> Exercise objective: Give the listing again exactly, omitting its images.

Data excerpts:

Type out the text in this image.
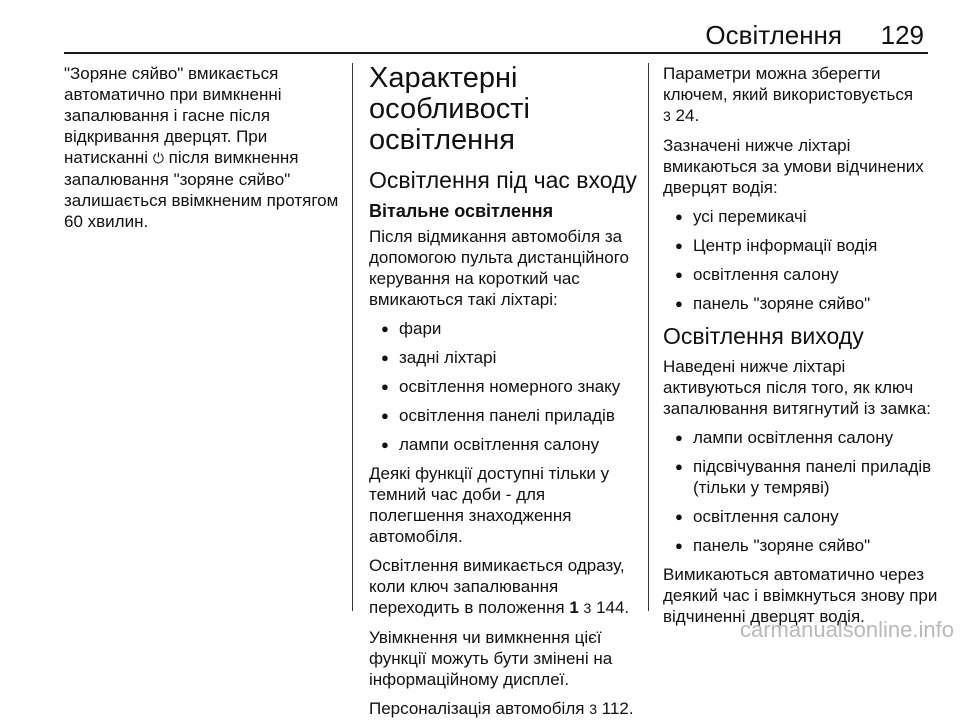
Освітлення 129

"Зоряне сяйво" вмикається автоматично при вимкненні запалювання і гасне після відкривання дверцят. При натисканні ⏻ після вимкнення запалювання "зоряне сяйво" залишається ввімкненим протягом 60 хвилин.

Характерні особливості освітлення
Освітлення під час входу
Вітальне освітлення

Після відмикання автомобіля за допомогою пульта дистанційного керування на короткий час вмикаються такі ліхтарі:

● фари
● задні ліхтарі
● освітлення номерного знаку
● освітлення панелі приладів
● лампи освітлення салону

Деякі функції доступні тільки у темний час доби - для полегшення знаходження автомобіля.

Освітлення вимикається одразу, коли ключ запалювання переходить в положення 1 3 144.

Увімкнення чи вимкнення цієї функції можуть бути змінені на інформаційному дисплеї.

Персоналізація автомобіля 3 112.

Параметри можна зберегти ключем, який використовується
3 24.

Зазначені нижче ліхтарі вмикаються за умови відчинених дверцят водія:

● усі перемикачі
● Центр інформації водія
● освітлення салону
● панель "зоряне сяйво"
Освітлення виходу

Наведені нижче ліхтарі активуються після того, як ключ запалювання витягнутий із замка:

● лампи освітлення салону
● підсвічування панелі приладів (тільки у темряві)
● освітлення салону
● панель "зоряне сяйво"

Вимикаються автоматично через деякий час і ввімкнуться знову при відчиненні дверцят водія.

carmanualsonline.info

> The reply:
Type out the text in this image.
Освітлення 129

"Зоряне сяйво" вмикається автоматично при вимкненні запалювання і гасне після відкривання дверцят. При натисканні ⏻ після вимкнення запалювання "зоряне сяйво" залишається ввімкненим протягом 60 хвилин.

Характерні особливості освітлення
Освітлення під час входу
Вітальне освітлення

Після відмикання автомобіля за допомогою пульта дистанційного керування на короткий час вмикаються такі ліхтарі:

● фари
● задні ліхтарі
● освітлення номерного знаку
● освітлення панелі приладів
● лампи освітлення салону

Деякі функції доступні тільки у темний час доби - для полегшення знаходження автомобіля.

Освітлення вимикається одразу, коли ключ запалювання переходить в положення 1 3 144.

Увімкнення чи вимкнення цієї функції можуть бути змінені на інформаційному дисплеї.

Персоналізація автомобіля 3 112.

Параметри можна зберегти ключем, який використовується
3 24.

Зазначені нижче ліхтарі вмикаються за умови відчинених дверцят водія:

● усі перемикачі
● Центр інформації водія
● освітлення салону
● панель "зоряне сяйво"
Освітлення виходу

Наведені нижче ліхтарі активуються після того, як ключ запалювання витягнутий із замка:

● лампи освітлення салону
● підсвічування панелі приладів (тільки у темряві)
● освітлення салону
● панель "зоряне сяйво"

Вимикаються автоматично через деякий час і ввімкнуться знову при відчиненні дверцят водія.

carmanualsonline.info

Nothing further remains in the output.